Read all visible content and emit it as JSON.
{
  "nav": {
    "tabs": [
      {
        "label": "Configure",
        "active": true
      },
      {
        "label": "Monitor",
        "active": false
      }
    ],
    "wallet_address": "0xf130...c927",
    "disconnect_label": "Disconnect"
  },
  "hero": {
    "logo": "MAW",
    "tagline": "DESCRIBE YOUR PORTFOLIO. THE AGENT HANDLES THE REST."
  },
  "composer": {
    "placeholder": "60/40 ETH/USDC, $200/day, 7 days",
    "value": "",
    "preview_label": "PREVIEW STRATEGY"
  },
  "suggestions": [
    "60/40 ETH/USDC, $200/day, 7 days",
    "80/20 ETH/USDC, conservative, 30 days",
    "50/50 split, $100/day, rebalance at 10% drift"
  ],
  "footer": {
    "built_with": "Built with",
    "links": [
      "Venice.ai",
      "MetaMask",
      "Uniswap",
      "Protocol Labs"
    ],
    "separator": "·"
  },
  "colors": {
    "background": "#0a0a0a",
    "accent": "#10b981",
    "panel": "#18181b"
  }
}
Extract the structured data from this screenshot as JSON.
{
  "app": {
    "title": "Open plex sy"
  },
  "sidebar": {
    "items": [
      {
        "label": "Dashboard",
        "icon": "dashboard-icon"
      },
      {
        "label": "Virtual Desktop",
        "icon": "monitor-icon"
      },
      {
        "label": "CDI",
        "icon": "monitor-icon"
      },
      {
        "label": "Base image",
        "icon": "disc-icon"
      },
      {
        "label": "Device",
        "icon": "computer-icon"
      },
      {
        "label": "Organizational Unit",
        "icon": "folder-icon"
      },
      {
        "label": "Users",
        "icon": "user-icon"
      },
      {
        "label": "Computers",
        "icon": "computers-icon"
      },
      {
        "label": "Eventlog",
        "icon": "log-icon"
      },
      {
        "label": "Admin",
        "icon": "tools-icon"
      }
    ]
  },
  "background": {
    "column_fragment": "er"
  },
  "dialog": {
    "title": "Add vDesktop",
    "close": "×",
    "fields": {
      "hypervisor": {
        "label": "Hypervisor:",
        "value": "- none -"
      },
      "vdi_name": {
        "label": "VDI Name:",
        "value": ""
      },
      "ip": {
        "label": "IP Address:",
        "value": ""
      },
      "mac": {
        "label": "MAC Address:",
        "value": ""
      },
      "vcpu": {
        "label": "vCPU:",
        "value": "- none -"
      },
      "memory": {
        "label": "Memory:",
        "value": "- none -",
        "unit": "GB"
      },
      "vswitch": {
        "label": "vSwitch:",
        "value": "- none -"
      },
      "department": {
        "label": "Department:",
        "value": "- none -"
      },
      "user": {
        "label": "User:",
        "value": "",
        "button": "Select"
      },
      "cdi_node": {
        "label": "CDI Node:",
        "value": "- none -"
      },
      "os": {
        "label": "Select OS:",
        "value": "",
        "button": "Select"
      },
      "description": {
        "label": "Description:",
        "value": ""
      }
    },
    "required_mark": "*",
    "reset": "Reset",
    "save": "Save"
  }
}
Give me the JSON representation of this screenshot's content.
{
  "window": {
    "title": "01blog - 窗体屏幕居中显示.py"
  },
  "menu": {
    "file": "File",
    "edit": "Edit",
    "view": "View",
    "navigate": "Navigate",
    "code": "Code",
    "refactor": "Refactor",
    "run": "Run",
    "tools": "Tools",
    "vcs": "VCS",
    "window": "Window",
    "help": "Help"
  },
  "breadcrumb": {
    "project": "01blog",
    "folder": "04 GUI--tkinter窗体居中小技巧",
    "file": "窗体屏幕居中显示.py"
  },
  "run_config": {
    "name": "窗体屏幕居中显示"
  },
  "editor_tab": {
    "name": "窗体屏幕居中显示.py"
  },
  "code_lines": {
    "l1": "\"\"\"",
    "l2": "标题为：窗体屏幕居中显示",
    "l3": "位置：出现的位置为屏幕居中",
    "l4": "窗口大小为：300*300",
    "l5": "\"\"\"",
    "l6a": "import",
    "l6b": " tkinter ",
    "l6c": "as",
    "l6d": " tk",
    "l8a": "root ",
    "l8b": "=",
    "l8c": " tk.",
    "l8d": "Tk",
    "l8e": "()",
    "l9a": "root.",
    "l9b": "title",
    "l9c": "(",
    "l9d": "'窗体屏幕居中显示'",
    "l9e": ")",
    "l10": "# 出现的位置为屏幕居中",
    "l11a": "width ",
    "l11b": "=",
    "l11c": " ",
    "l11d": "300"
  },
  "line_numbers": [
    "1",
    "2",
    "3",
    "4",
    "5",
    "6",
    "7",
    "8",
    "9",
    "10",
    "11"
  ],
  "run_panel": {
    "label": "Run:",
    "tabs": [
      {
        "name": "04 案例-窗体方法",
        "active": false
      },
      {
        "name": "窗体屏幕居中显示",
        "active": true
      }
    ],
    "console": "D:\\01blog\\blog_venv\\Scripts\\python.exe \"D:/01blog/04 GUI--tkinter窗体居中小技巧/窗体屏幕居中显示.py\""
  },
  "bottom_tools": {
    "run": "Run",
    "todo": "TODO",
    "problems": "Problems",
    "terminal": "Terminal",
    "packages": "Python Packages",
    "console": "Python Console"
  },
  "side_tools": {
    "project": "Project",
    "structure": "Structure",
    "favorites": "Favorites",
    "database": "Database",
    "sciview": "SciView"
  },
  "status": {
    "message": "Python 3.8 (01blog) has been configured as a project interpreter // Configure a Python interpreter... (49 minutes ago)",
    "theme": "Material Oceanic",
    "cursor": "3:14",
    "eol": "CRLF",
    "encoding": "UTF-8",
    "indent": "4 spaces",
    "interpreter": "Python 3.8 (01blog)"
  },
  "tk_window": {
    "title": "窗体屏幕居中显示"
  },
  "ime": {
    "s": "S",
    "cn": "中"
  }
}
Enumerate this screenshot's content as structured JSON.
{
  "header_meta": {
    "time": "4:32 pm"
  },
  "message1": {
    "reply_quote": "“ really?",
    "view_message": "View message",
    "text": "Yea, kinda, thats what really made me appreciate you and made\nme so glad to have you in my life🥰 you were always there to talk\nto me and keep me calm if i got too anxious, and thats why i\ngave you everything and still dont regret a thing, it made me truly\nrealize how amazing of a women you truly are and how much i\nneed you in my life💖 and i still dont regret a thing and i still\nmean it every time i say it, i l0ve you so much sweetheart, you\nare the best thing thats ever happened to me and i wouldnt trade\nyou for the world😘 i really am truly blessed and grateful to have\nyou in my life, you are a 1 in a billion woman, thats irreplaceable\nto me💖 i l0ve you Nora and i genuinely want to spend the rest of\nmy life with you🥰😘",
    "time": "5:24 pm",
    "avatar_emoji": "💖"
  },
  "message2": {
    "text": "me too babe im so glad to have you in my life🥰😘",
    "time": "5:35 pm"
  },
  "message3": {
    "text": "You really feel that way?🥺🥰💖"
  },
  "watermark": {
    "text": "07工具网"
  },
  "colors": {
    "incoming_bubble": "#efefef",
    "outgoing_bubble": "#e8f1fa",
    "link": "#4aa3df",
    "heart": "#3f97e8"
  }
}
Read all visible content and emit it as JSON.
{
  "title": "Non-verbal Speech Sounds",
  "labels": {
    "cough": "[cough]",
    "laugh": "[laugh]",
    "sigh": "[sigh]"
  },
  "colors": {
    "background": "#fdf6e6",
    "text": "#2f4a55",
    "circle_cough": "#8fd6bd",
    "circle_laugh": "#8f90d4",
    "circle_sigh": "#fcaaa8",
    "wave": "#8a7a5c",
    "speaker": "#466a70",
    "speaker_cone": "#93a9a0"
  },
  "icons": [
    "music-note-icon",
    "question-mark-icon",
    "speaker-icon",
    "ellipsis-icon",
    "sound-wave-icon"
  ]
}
◆ ◆ ◆ ◆ ◆ ◆ ◆
◆ **To be done**
Answer only with how many lines in the records include "JSON".

◆ **Response**
5